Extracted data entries
+ + + + + + +

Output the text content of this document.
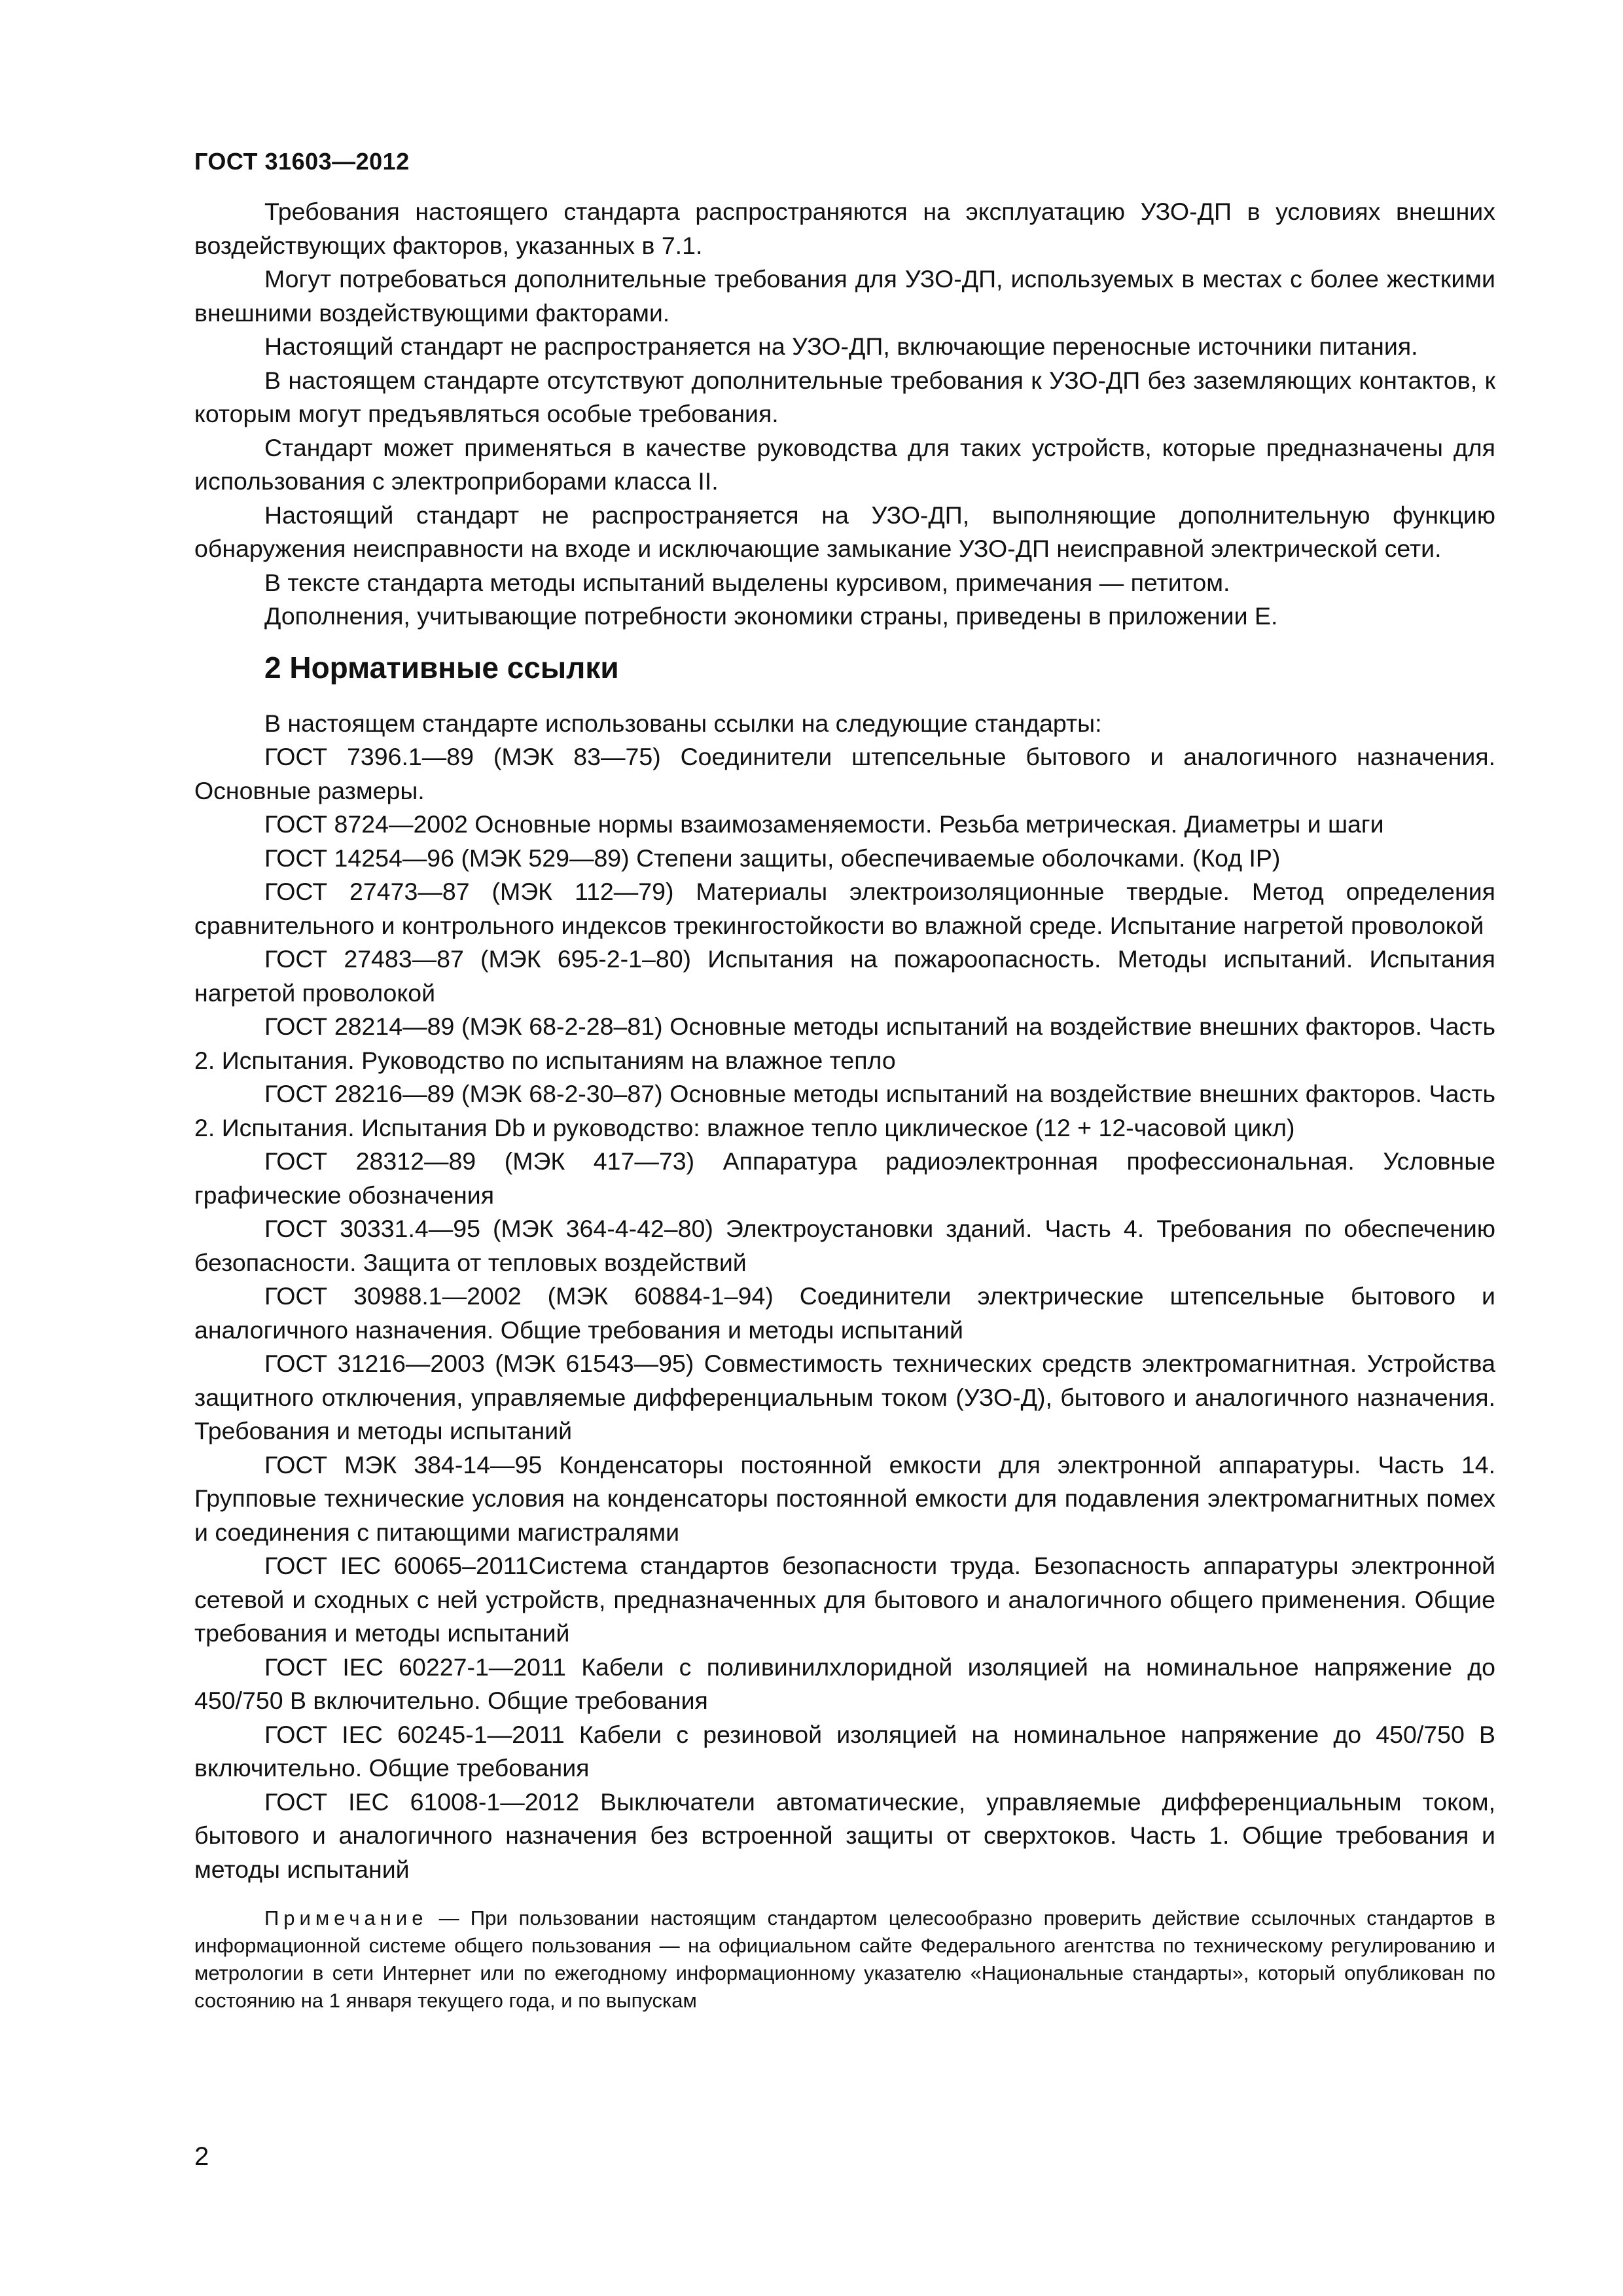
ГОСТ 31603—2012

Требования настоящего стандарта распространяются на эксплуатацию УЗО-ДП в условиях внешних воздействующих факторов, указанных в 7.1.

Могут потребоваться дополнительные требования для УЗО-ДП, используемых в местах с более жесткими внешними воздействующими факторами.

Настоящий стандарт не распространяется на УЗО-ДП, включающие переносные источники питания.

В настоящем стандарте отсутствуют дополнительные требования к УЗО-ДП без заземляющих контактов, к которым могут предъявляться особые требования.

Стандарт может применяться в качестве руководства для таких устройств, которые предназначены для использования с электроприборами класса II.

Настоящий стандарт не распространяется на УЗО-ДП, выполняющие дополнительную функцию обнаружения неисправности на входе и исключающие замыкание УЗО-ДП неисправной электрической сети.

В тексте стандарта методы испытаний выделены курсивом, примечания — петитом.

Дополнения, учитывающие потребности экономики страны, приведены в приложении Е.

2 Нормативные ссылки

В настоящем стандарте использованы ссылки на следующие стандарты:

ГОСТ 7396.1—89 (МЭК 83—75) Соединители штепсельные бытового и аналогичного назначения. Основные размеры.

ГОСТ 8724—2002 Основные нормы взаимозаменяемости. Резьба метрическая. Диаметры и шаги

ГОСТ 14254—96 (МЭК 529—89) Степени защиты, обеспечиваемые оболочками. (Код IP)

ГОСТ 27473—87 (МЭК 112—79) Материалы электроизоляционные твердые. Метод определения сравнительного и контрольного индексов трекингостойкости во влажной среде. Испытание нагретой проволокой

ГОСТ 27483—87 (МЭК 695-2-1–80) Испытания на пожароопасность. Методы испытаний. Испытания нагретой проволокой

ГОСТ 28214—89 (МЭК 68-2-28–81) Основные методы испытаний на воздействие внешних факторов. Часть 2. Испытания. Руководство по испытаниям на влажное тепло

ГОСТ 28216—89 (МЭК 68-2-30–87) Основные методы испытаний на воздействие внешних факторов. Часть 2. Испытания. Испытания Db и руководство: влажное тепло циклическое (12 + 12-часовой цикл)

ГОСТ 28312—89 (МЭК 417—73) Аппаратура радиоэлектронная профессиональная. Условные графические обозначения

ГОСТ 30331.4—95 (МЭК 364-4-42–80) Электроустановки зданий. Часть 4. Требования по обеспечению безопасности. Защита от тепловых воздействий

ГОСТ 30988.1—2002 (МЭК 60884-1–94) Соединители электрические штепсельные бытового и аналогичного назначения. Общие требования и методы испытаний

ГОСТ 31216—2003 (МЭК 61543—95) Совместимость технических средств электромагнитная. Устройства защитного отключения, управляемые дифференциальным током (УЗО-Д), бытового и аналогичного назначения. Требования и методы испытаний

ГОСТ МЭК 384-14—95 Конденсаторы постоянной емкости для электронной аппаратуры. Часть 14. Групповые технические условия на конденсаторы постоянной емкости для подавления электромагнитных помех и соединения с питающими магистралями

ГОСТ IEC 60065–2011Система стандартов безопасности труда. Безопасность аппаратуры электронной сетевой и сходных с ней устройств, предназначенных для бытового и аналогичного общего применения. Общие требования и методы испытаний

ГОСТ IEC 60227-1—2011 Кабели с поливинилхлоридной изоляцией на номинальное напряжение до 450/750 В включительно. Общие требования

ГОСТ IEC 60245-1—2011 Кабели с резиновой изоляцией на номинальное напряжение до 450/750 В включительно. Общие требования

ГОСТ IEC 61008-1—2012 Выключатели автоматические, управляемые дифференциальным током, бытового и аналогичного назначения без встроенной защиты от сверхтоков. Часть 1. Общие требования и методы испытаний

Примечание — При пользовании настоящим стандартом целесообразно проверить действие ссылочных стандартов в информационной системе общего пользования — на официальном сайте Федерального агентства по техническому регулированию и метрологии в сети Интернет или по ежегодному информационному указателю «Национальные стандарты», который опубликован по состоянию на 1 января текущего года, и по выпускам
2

+ + + + + + +

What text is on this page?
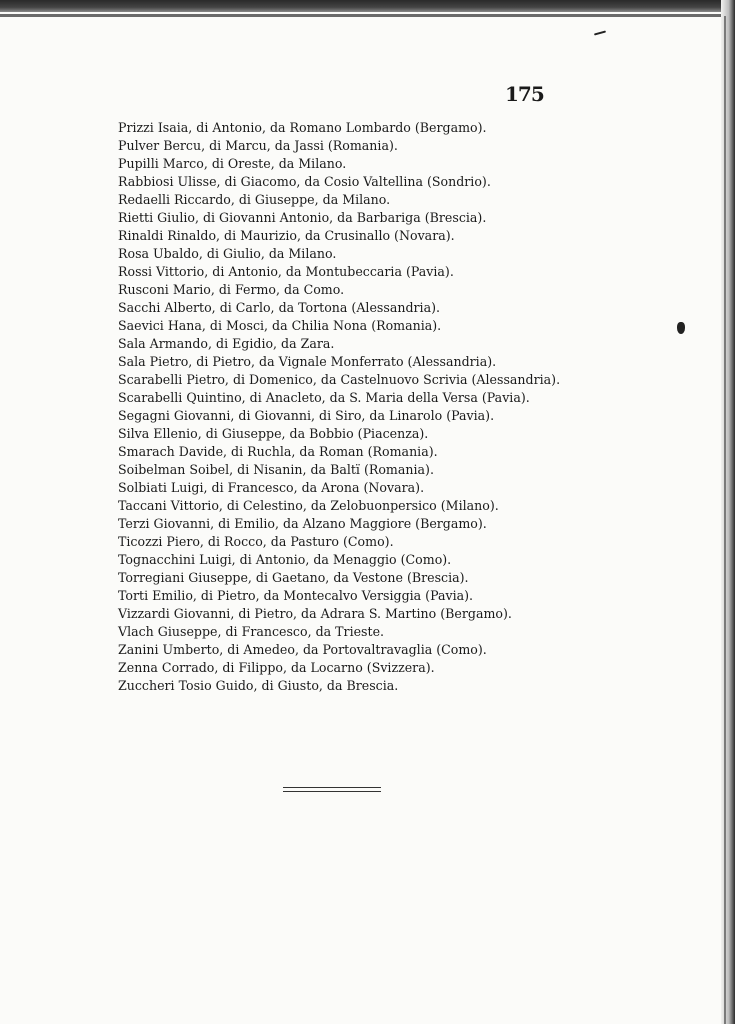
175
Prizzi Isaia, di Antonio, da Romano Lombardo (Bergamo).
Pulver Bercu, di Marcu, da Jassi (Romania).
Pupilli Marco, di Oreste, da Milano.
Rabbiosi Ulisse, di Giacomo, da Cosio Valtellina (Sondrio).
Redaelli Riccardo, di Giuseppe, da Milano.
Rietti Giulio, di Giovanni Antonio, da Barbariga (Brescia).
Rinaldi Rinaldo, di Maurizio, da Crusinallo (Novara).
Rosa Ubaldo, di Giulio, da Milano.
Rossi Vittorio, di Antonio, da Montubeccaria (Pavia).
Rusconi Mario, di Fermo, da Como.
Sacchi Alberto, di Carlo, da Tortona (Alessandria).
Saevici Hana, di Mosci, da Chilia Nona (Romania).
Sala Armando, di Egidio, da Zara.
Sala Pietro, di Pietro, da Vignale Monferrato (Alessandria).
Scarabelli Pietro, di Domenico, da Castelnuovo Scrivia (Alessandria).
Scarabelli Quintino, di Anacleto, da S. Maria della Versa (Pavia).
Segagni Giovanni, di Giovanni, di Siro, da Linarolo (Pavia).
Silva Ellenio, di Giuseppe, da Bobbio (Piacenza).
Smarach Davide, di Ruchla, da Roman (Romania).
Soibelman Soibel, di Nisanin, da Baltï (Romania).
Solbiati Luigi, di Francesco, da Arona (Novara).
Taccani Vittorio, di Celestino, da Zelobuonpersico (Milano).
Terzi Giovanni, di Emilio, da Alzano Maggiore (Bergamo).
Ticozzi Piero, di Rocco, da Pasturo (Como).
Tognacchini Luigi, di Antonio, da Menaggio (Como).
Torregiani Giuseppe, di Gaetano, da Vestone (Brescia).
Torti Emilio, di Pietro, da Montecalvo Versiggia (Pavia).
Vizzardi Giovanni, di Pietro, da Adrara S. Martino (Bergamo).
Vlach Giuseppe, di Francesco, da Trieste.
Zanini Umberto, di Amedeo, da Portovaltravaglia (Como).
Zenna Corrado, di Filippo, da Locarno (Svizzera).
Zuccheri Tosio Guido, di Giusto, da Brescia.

+ + + + + + +

WHAT YOU ARE ASKED TO DO
Identify the lines in the entries that hold "text" and return each one.

TASK OUTPUT
Output the text content of this document.
What text is on this page?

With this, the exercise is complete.